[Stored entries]
★ ★ ★

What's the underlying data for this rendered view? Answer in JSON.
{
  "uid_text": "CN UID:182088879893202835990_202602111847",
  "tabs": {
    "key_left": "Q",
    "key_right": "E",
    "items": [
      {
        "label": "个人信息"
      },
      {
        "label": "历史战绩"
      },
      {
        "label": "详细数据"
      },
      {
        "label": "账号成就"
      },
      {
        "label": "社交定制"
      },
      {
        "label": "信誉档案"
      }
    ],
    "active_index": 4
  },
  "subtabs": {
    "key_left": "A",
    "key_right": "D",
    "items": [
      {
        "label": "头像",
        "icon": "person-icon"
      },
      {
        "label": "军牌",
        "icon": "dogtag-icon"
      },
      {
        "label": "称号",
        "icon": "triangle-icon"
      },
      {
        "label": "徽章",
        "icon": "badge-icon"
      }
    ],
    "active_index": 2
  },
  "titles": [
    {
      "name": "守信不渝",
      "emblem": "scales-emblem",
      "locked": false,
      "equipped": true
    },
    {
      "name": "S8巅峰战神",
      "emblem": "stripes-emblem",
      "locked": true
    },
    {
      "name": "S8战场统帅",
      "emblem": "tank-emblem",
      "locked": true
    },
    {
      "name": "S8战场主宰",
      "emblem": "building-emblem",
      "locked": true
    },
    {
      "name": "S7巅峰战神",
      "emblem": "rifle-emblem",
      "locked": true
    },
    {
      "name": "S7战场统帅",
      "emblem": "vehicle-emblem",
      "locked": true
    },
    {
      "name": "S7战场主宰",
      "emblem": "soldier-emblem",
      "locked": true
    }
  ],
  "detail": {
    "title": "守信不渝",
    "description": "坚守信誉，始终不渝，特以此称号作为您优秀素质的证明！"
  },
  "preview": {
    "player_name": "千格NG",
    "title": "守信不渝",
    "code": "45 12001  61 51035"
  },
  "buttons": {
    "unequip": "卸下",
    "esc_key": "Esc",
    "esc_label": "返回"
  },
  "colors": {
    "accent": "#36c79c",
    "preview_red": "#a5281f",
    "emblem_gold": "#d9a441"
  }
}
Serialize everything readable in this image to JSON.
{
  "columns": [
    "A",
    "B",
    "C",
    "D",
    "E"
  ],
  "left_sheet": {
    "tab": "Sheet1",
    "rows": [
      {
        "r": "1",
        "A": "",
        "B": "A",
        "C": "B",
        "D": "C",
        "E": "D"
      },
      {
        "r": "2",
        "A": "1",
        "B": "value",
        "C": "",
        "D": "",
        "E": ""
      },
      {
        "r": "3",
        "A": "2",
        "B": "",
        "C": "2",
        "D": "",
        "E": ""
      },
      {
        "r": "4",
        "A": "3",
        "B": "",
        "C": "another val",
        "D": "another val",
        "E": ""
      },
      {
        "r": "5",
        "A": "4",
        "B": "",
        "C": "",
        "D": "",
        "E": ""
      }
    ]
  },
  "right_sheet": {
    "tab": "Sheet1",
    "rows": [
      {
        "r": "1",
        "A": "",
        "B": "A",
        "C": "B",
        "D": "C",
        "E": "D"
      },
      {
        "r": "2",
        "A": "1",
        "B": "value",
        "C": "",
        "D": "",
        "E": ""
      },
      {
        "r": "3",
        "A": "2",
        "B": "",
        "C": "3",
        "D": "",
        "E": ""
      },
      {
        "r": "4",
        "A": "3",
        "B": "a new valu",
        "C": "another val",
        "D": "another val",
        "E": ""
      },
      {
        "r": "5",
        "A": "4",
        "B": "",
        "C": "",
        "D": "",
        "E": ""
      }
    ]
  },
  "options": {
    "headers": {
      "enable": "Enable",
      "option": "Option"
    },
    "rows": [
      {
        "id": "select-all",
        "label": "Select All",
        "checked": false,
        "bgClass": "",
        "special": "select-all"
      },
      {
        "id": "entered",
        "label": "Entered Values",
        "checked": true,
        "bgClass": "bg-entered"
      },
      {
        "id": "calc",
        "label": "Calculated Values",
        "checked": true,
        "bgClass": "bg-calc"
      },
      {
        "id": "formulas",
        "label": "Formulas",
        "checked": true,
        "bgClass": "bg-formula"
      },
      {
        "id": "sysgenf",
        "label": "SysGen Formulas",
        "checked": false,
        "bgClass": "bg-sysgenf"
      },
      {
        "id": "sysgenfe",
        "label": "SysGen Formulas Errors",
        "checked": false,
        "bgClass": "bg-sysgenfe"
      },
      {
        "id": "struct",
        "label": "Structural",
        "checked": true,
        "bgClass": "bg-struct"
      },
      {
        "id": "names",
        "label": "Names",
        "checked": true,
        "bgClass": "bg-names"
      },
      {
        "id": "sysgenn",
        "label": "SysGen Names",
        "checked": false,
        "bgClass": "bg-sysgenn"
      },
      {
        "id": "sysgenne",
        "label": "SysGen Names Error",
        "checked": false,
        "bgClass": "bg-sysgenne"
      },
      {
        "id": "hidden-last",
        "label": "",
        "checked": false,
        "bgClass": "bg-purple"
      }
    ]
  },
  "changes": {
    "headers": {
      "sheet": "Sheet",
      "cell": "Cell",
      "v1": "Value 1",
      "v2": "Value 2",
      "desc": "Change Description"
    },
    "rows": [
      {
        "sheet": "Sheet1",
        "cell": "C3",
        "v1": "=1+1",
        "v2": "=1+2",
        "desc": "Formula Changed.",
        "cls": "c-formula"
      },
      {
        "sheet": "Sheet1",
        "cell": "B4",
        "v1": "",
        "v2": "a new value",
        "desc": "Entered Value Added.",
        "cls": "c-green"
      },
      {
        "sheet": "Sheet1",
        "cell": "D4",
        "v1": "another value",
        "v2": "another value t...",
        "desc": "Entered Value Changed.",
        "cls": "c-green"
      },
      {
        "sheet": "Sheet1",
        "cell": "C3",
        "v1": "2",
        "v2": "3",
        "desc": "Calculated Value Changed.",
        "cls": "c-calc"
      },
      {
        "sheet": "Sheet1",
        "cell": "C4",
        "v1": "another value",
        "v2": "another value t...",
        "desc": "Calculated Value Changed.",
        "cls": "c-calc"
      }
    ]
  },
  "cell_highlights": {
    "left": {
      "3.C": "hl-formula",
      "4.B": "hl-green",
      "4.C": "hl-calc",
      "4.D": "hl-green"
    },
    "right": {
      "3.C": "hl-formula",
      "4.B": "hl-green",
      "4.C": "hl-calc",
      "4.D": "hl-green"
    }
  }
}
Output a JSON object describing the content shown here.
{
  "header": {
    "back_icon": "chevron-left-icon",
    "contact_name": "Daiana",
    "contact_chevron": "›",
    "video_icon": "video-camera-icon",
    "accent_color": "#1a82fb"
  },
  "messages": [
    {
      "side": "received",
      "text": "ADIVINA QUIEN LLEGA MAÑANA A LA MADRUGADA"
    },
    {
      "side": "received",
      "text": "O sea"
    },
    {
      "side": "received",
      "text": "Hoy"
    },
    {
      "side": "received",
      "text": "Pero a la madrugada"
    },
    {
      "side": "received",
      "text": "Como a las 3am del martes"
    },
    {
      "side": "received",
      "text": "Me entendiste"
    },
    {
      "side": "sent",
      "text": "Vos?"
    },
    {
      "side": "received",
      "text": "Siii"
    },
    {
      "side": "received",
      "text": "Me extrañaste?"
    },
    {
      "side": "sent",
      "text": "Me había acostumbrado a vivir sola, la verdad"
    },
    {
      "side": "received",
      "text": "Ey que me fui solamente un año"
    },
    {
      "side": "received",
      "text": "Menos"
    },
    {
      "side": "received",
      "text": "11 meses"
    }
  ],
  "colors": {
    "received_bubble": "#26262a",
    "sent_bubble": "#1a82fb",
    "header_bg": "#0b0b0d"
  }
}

★ ★ ★

### Task directions
Check each line above for "this" and return the ones that have it.

### Output of the exercise
What's the underlying data for this rendered view? Answer in JSON.
Serialize everything readable in this image to JSON.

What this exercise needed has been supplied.